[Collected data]
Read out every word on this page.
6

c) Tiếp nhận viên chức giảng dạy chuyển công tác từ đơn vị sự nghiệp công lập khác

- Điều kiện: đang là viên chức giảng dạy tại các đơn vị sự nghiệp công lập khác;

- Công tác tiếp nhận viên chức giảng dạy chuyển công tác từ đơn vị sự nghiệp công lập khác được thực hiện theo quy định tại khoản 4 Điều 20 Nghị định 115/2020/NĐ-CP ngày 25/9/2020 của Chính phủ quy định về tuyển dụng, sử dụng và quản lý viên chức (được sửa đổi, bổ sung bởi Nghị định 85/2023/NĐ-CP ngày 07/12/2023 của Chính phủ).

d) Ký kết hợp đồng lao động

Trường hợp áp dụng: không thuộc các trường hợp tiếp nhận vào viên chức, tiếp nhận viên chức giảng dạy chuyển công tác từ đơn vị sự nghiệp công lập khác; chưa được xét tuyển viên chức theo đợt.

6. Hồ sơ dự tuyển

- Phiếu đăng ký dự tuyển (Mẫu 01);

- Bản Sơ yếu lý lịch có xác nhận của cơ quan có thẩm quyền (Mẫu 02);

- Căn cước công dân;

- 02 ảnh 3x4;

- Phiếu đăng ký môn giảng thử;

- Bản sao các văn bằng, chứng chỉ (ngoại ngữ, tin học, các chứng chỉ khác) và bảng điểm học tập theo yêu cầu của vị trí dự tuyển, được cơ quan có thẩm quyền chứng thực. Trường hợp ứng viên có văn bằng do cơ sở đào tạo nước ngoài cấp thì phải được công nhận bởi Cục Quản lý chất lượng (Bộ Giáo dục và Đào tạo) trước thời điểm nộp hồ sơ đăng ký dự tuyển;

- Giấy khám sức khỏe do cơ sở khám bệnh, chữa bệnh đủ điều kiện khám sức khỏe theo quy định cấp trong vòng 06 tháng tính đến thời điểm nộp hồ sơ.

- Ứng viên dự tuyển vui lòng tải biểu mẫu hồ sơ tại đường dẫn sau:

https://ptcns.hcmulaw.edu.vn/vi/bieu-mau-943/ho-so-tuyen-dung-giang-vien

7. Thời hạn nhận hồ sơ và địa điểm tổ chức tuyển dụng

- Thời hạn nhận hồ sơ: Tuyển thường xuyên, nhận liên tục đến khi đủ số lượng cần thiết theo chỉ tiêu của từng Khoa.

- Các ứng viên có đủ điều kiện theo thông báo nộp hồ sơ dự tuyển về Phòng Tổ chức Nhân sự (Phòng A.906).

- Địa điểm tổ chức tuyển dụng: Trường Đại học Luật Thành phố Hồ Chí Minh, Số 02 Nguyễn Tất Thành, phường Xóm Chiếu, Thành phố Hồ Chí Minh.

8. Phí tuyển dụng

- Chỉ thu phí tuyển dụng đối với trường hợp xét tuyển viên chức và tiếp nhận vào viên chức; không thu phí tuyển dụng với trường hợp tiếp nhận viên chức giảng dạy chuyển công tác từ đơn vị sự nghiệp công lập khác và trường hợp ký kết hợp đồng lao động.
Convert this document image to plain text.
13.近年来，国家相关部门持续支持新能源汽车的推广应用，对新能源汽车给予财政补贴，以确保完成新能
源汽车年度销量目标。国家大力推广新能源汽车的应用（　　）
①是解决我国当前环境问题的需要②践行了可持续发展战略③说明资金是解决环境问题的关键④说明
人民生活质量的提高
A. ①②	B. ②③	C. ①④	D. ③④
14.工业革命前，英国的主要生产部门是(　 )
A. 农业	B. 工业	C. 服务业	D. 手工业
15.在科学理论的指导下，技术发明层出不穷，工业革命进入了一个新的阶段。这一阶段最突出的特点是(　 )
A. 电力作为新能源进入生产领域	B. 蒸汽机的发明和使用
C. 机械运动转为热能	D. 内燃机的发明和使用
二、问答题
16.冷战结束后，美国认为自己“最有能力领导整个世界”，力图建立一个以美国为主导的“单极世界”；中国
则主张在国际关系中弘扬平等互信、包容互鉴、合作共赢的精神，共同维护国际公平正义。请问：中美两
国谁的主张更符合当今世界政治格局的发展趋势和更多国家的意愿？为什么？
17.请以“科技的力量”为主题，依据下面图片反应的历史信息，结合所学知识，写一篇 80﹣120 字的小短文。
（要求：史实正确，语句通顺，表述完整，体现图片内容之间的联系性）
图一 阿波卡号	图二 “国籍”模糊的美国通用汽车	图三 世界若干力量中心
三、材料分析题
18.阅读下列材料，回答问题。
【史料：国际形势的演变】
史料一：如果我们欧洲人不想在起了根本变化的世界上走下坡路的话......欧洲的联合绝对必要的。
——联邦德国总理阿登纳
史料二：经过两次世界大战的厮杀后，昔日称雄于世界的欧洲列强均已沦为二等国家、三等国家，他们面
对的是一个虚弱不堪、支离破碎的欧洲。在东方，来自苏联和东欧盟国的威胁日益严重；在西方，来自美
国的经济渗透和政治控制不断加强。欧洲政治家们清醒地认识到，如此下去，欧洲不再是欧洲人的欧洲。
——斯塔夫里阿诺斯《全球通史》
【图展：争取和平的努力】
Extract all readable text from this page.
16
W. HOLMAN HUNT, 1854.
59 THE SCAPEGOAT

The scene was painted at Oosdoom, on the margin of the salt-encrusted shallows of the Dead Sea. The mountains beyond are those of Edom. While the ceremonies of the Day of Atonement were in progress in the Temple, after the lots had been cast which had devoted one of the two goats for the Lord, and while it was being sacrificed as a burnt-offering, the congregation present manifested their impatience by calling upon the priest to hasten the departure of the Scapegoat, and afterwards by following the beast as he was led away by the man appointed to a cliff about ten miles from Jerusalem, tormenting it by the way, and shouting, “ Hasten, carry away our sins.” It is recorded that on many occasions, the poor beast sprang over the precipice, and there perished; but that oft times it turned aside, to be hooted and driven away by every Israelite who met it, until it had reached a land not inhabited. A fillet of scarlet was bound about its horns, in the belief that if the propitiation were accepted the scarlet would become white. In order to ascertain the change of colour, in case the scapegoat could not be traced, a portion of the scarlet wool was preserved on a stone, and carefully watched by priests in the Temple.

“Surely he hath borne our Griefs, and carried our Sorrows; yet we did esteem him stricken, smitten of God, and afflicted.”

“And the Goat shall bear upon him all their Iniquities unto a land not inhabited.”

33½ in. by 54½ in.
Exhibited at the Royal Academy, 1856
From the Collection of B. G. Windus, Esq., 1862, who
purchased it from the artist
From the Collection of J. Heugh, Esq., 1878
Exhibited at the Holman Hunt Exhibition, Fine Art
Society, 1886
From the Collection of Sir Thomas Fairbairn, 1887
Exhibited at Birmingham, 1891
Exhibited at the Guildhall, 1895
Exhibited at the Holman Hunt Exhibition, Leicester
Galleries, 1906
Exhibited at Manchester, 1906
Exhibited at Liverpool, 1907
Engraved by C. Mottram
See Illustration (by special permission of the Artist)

Short exercise —
Which lines in the records above contain the string "page"? Copy each one.

The answer —
Read out every word on this page.
Extract all readable text from this page.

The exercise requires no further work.